* **Given text**
************

Colleges and universities should not yearn for consensus. They must be places of vigorous debate, dissent and diversity of thought. Where people can wear armbands and sign letters and give and get honorary degrees and none of it stops the essential functions of teaching and learning, which most of all requires open minds.

Lee C. Bollinger, the First Amendment scholar who was president of Columbia University from 2002 to 2023, often talked about this in his convocation speeches welcoming first-years to campus, many of which are collected in his new book, In Search of an Open Mind.

“I would always say, you have to understand: You’re in a place now where lots of things are going to upset you,” Bollinger told me, in his first interview since the campus protests exploded at Columbia and across the country.

“You have these young people who are having their first true academic experience of being open to all kinds of things they’d never thought about before, some of which are going to be upsetting and even offensive, and they’re trying to find their way through this to become a person who has certain values, certain beliefs,” he explained. “That’s often a tension.”
Lee C. Bollinger, the First Amendment scholar, was president of Columbia University from 2002 to 2023. Photo by Stan Honda/AFP via Getty Images

I reached out to Bollinger this week, as a third round of embattled university presidents was grilled on Capitol Hill about their handling of the protests and hate speech, for a couple of reasons.

He not only led Columbia through all manner of turmoil over 21 years, but before that spent six at the helm of the University of Michigan, where he successfully defended affirmative action at the Supreme Court. The son and grandson of newspapermen who grew up developing film and melting lead for linotypes, Bollinger does not just study free speech principles, he breathes them.

“Whenever you have people who strongly disagree, where people are saying outrageous things and very hurtful things and dangerous things, you really need to have a campaign to try to come to terms with that without using censorship,” he told me.

“It’s hard when people are angry and so passionate — and maybe wrong and misguided as well — to try to bring this to a better place,” Bollinger added. “But that is the true challenge of the First Amendment, or a democracy, or certainly a university.”

************

* **Written instruction 1**
Gather each line of the rows below that contains the string "right".

************

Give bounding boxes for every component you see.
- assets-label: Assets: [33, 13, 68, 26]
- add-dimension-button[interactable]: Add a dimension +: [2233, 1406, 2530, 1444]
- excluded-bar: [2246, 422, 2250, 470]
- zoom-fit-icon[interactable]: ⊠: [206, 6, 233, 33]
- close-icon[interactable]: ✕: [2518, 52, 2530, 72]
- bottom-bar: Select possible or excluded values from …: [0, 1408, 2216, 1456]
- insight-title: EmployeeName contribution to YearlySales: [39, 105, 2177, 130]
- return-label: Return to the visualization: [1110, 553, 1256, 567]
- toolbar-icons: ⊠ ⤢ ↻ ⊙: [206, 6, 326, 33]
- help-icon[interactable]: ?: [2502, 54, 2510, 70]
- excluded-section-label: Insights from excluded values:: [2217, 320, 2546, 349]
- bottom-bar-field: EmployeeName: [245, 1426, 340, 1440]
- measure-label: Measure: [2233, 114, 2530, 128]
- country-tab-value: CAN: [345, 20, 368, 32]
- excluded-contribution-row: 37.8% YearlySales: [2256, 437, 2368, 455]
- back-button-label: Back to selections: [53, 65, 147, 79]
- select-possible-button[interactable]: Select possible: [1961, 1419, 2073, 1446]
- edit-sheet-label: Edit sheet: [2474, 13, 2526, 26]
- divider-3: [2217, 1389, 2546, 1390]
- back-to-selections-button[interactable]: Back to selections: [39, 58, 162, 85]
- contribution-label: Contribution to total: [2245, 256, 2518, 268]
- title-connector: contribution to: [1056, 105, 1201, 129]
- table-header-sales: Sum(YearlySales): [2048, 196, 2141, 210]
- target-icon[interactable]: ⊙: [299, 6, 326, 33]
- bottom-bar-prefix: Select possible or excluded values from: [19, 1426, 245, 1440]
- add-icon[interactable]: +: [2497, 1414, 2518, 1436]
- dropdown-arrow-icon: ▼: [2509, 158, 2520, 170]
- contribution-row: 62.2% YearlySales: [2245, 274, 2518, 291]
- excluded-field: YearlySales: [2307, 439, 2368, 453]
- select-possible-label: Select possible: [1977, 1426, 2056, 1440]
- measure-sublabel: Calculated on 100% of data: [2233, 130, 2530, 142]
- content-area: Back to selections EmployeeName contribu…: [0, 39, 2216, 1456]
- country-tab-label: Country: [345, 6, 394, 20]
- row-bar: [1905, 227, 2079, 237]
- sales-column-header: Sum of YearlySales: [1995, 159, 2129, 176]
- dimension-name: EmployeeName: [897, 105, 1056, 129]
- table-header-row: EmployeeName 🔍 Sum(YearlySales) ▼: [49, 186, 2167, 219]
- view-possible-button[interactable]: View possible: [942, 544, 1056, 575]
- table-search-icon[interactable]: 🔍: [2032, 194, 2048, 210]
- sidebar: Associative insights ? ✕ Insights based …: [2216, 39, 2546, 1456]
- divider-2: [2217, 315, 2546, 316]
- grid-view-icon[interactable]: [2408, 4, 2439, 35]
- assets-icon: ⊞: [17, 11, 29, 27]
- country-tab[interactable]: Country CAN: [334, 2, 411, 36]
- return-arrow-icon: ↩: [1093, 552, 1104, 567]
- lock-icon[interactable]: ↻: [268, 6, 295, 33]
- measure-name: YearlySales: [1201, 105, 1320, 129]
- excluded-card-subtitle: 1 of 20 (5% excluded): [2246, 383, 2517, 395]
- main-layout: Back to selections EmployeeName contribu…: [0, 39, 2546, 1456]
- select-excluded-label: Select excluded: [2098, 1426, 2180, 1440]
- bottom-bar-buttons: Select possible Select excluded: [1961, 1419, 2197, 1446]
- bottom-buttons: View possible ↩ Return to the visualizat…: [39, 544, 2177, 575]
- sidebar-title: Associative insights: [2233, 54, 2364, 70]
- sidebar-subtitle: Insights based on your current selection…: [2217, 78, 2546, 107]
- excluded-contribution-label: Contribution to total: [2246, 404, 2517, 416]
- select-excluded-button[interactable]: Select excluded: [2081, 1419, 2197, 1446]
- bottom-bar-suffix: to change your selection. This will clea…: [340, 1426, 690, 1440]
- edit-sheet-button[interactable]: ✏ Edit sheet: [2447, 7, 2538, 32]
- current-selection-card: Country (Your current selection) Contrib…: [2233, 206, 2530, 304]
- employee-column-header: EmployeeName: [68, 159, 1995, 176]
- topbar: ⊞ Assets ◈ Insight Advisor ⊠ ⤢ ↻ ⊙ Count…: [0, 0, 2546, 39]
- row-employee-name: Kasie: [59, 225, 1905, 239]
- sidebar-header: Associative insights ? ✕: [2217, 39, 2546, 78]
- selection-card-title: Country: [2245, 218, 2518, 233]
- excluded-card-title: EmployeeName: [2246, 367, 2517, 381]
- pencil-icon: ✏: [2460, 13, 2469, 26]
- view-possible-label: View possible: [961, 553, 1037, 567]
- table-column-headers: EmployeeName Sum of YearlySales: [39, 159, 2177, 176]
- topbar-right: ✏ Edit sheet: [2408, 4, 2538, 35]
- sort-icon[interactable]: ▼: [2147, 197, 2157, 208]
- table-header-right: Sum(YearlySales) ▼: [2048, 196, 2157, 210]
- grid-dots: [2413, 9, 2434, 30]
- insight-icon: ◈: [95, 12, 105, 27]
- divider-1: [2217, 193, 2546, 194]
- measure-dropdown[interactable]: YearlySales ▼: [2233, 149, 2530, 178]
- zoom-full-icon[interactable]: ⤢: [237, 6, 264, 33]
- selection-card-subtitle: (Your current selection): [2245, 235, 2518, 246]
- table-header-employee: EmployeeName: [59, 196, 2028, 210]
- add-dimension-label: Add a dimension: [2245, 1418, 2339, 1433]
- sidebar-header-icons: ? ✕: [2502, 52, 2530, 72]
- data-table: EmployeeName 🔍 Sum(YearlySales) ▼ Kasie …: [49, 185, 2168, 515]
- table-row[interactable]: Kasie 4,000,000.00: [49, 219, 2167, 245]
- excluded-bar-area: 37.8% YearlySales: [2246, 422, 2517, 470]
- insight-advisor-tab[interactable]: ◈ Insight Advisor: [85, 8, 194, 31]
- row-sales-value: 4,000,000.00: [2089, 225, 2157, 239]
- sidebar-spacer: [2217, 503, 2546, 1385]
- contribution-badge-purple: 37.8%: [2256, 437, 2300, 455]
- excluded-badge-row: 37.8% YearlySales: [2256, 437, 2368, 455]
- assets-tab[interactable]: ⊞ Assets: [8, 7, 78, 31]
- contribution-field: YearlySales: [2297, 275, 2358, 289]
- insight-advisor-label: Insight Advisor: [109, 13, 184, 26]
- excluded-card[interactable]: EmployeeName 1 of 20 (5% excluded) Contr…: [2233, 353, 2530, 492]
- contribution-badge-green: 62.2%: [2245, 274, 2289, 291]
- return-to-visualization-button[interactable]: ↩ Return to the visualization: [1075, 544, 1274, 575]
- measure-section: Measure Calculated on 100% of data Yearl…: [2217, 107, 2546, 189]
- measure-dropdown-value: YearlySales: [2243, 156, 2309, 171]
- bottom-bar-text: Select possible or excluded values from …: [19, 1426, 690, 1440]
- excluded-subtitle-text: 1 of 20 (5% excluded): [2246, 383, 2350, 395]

************

* **Written instruction 2**
In the article on Lee C. Bollinger, which university did he lead for six years before becoming president of Columbia?

* **Written solution 1**
- topbar-right: ✏ Edit sheet: [2408, 4, 2538, 35]
- table-header-right: Sum(YearlySales) ▼: [2048, 196, 2157, 210]

* **Written solution 2**
The University of Michigan.